**Goal of the exercise**
Without including any pictures, write out all the entries exactly.

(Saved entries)
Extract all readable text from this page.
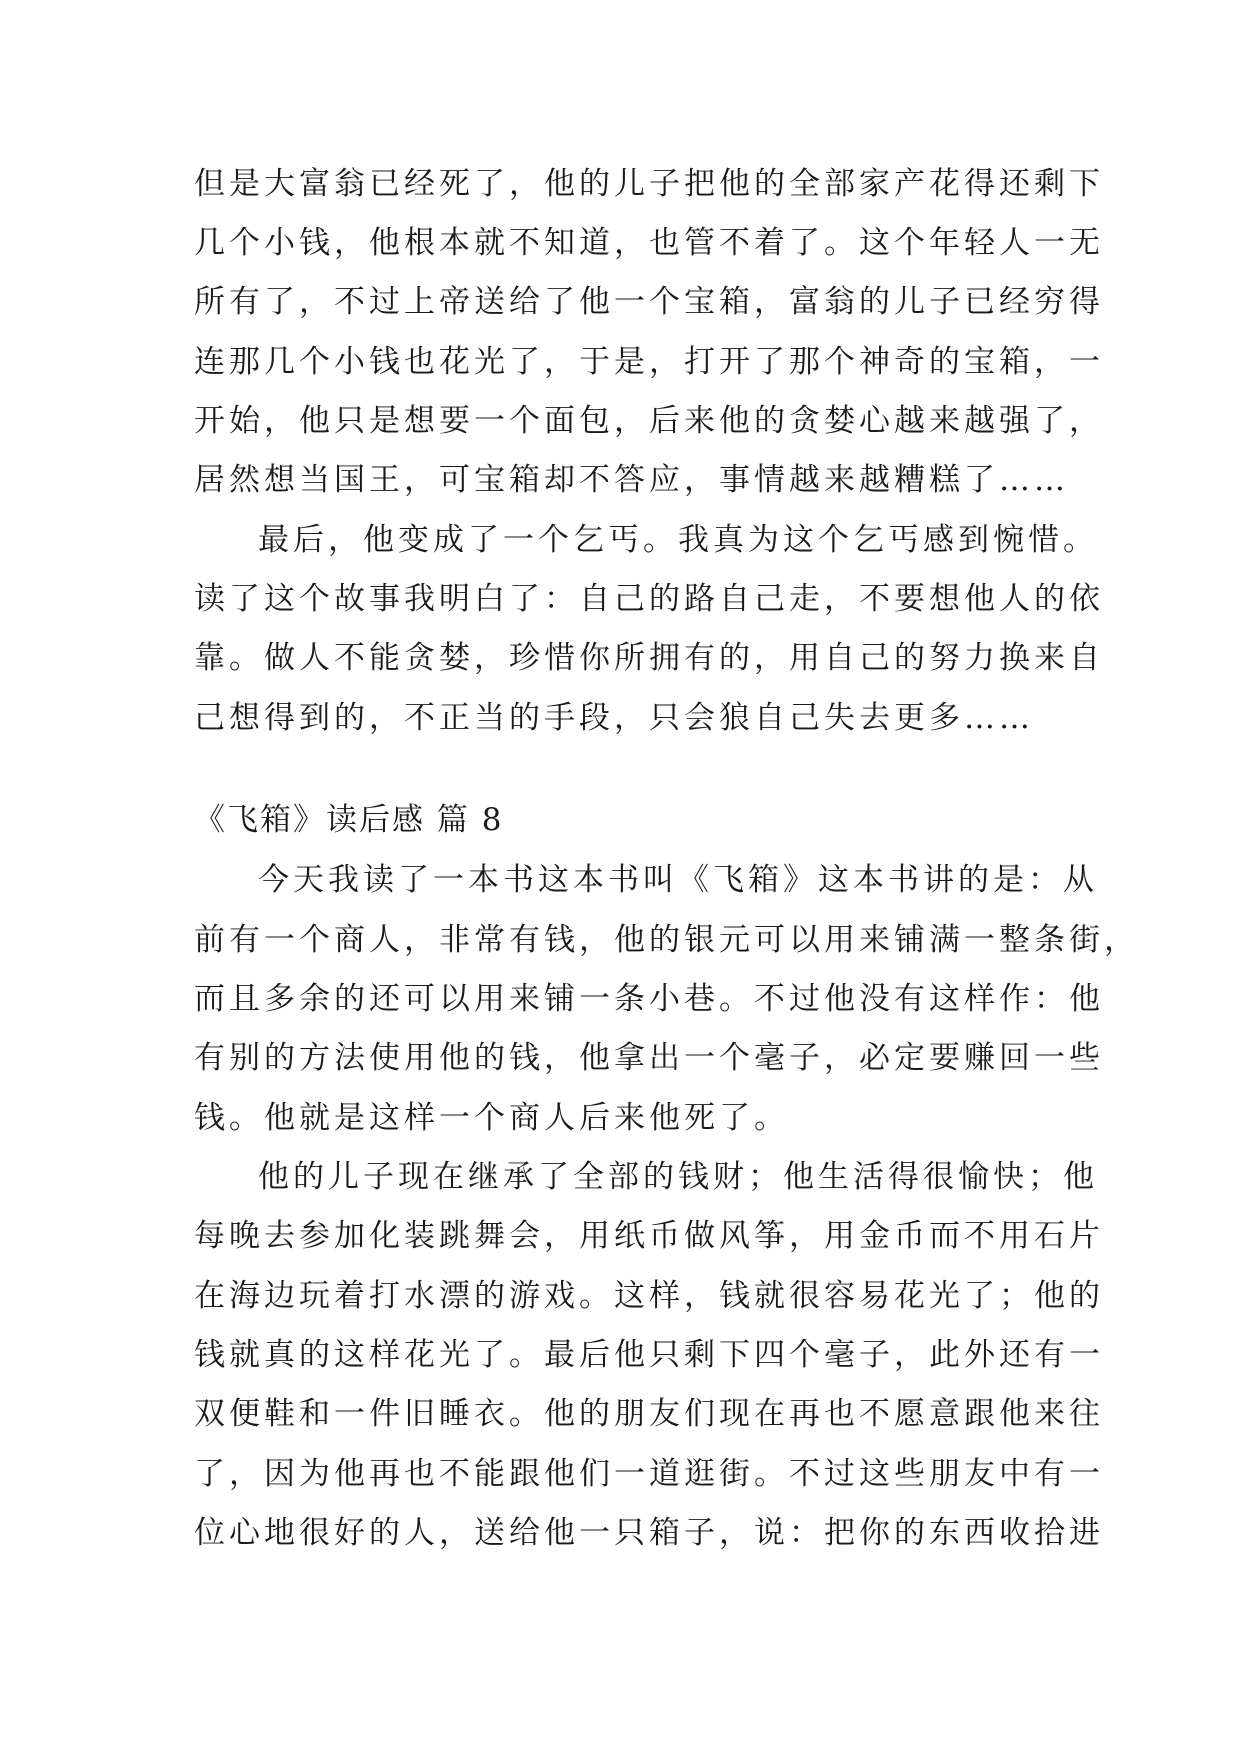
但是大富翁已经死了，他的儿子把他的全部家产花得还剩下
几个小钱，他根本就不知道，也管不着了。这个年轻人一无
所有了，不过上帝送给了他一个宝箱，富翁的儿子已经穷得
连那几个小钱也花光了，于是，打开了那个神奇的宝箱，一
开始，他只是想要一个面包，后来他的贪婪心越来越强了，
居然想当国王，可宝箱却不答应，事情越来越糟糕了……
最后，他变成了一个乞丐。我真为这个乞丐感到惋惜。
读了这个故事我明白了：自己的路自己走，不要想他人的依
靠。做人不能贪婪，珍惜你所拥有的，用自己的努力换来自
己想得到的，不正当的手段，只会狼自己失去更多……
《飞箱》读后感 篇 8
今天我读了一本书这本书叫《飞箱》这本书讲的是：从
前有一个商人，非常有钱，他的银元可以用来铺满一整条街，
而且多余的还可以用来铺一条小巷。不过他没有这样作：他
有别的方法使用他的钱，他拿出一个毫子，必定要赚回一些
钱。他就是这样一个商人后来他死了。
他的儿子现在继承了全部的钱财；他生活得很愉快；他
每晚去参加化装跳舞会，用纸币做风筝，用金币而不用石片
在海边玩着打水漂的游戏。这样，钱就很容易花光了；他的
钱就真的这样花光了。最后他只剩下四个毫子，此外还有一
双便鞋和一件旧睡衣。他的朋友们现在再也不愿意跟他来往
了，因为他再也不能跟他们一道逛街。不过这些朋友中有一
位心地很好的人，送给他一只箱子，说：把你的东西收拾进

**Output of the exercise**
Extract all readable text from this page.
但是大富翁已经死了，他的儿子把他的全部家产花得还剩下
几个小钱，他根本就不知道，也管不着了。这个年轻人一无
所有了，不过上帝送给了他一个宝箱，富翁的儿子已经穷得
连那几个小钱也花光了，于是，打开了那个神奇的宝箱，一
开始，他只是想要一个面包，后来他的贪婪心越来越强了，
居然想当国王，可宝箱却不答应，事情越来越糟糕了……
最后，他变成了一个乞丐。我真为这个乞丐感到惋惜。
读了这个故事我明白了：自己的路自己走，不要想他人的依
靠。做人不能贪婪，珍惜你所拥有的，用自己的努力换来自
己想得到的，不正当的手段，只会狼自己失去更多……
《飞箱》读后感 篇 8
今天我读了一本书这本书叫《飞箱》这本书讲的是：从
前有一个商人，非常有钱，他的银元可以用来铺满一整条街，
而且多余的还可以用来铺一条小巷。不过他没有这样作：他
有别的方法使用他的钱，他拿出一个毫子，必定要赚回一些
钱。他就是这样一个商人后来他死了。
他的儿子现在继承了全部的钱财；他生活得很愉快；他
每晚去参加化装跳舞会，用纸币做风筝，用金币而不用石片
在海边玩着打水漂的游戏。这样，钱就很容易花光了；他的
钱就真的这样花光了。最后他只剩下四个毫子，此外还有一
双便鞋和一件旧睡衣。他的朋友们现在再也不愿意跟他来往
了，因为他再也不能跟他们一道逛街。不过这些朋友中有一
位心地很好的人，送给他一只箱子，说：把你的东西收拾进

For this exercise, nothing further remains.